**INSTRUCTIONS FOR THE TASK:**
Give nothing except the number of lines containing the word "JSON".

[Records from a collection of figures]

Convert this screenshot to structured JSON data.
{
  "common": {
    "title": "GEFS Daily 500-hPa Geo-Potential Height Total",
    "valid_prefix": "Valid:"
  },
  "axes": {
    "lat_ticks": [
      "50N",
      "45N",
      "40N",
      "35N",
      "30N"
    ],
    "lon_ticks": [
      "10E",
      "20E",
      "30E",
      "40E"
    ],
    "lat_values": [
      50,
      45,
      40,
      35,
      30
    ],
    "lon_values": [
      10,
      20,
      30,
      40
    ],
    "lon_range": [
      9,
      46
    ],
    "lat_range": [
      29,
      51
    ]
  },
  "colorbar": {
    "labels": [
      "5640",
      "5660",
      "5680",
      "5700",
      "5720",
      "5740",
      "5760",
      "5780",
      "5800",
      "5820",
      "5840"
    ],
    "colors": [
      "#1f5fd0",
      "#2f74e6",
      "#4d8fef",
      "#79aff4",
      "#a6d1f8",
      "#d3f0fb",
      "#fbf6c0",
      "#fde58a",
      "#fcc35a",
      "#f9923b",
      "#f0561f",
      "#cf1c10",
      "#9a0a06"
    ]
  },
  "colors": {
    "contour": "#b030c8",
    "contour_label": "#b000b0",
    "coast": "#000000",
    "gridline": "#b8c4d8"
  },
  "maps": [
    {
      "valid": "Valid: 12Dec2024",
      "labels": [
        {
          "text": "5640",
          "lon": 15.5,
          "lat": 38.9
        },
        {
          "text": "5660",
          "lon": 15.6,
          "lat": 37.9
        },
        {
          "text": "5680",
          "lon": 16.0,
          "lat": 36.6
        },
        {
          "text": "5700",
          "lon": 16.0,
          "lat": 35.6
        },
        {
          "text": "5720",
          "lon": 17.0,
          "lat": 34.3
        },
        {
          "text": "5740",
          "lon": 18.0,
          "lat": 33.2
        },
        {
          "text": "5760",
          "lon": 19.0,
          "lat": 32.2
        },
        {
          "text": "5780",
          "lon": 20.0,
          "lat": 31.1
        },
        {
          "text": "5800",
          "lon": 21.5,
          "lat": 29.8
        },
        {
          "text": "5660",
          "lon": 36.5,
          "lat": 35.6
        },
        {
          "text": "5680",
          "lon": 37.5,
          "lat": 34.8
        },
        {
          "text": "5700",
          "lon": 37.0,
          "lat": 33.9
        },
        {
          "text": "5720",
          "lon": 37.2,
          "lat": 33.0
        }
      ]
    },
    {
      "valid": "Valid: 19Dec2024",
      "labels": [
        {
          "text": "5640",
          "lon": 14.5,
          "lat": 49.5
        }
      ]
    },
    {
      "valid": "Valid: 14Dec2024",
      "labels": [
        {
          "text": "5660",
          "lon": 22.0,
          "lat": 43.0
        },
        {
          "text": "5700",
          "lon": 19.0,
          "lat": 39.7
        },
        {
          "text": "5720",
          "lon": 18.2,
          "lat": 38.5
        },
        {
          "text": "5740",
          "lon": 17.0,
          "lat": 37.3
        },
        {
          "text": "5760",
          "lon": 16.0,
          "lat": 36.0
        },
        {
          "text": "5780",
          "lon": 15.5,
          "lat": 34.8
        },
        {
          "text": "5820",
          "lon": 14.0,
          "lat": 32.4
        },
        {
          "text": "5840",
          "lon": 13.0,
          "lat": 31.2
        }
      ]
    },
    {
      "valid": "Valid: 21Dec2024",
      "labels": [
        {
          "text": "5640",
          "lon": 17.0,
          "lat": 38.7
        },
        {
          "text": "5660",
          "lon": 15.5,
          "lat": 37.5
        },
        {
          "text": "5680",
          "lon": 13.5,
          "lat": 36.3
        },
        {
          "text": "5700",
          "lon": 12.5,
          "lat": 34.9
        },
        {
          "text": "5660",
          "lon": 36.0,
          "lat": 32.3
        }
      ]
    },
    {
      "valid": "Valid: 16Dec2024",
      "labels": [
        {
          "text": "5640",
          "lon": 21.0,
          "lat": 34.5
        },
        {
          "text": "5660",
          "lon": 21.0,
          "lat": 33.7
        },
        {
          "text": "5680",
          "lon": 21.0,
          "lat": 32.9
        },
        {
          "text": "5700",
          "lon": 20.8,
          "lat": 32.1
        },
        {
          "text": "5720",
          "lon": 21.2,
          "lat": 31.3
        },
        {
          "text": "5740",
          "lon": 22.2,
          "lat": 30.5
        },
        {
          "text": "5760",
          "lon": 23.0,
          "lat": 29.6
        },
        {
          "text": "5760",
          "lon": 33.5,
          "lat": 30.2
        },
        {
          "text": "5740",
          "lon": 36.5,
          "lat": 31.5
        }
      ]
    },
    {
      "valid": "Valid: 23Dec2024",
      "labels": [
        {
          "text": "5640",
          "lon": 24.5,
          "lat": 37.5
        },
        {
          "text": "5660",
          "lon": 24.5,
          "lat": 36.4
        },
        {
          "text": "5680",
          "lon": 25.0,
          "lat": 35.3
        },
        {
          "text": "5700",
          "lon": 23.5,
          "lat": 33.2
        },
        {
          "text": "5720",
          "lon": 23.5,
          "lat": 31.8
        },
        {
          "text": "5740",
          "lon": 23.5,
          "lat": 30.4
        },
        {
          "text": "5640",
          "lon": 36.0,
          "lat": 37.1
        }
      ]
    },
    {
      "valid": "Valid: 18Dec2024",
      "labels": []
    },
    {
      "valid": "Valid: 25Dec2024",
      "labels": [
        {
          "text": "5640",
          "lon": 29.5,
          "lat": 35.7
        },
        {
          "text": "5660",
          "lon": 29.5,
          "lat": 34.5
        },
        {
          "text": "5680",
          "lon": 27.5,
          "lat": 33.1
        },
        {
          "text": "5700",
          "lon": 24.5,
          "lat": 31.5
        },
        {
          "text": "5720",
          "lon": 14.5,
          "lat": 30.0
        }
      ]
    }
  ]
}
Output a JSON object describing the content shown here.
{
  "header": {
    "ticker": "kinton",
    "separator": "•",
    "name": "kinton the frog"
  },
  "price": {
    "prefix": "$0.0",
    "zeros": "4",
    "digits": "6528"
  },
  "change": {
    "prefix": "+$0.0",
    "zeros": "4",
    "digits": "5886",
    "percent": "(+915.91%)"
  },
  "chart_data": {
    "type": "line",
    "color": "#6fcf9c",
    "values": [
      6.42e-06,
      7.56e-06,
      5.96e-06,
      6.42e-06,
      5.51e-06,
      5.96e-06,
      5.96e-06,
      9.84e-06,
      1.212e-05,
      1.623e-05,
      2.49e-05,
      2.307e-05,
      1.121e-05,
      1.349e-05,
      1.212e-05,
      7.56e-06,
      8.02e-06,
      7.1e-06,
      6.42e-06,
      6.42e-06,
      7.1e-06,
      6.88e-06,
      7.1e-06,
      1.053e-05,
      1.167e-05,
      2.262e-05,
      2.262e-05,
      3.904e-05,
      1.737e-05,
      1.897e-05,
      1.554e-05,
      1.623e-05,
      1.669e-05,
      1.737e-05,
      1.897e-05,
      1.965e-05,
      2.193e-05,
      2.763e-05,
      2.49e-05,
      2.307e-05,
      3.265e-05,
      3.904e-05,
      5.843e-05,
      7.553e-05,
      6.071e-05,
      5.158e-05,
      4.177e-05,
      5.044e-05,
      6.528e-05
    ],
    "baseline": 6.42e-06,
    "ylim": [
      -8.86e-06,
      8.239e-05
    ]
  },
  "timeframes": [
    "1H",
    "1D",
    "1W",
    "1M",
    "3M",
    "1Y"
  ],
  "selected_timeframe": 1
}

**TASK ANSWER:**
2